JOB: Below is a block of data; give all of it again word for word.

INPUT:
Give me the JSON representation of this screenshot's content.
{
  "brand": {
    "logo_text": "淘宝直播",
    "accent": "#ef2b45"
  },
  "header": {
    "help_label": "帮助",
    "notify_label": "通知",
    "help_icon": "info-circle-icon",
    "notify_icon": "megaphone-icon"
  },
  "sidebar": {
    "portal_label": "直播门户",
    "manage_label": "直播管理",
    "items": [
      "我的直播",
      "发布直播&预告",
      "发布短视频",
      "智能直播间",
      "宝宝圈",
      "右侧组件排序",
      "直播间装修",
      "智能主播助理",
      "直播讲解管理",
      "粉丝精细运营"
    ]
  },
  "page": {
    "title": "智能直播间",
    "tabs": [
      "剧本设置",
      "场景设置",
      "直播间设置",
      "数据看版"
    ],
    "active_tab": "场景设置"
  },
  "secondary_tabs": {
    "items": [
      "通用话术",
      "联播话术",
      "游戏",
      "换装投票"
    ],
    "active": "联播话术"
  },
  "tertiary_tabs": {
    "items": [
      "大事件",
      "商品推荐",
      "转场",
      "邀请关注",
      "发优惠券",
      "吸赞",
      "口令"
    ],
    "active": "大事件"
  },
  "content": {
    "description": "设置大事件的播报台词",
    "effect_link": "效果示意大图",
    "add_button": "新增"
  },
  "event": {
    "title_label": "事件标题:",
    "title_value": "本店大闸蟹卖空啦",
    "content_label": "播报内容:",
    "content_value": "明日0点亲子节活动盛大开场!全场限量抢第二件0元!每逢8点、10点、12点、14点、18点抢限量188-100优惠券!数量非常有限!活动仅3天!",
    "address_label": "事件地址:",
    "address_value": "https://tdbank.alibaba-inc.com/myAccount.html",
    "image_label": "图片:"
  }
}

OUTPUT:
Give me the JSON representation of this screenshot's content.
{
  "brand": {
    "logo_text": "淘宝直播",
    "accent": "#ef2b45"
  },
  "header": {
    "help_label": "帮助",
    "notify_label": "通知",
    "help_icon": "info-circle-icon",
    "notify_icon": "megaphone-icon"
  },
  "sidebar": {
    "portal_label": "直播门户",
    "manage_label": "直播管理",
    "items": [
      "我的直播",
      "发布直播&预告",
      "发布短视频",
      "智能直播间",
      "宝宝圈",
      "右侧组件排序",
      "直播间装修",
      "智能主播助理",
      "直播讲解管理",
      "粉丝精细运营"
    ]
  },
  "page": {
    "title": "智能直播间",
    "tabs": [
      "剧本设置",
      "场景设置",
      "直播间设置",
      "数据看版"
    ],
    "active_tab": "场景设置"
  },
  "secondary_tabs": {
    "items": [
      "通用话术",
      "联播话术",
      "游戏",
      "换装投票"
    ],
    "active": "联播话术"
  },
  "tertiary_tabs": {
    "items": [
      "大事件",
      "商品推荐",
      "转场",
      "邀请关注",
      "发优惠券",
      "吸赞",
      "口令"
    ],
    "active": "大事件"
  },
  "content": {
    "description": "设置大事件的播报台词",
    "effect_link": "效果示意大图",
    "add_button": "新增"
  },
  "event": {
    "title_label": "事件标题:",
    "title_value": "本店大闸蟹卖空啦",
    "content_label": "播报内容:",
    "content_value": "明日0点亲子节活动盛大开场!全场限量抢第二件0元!每逢8点、10点、12点、14点、18点抢限量188-100优惠券!数量非常有限!活动仅3天!",
    "address_label": "事件地址:",
    "address_value": "https://tdbank.alibaba-inc.com/myAccount.html",
    "image_label": "图片:"
  }
}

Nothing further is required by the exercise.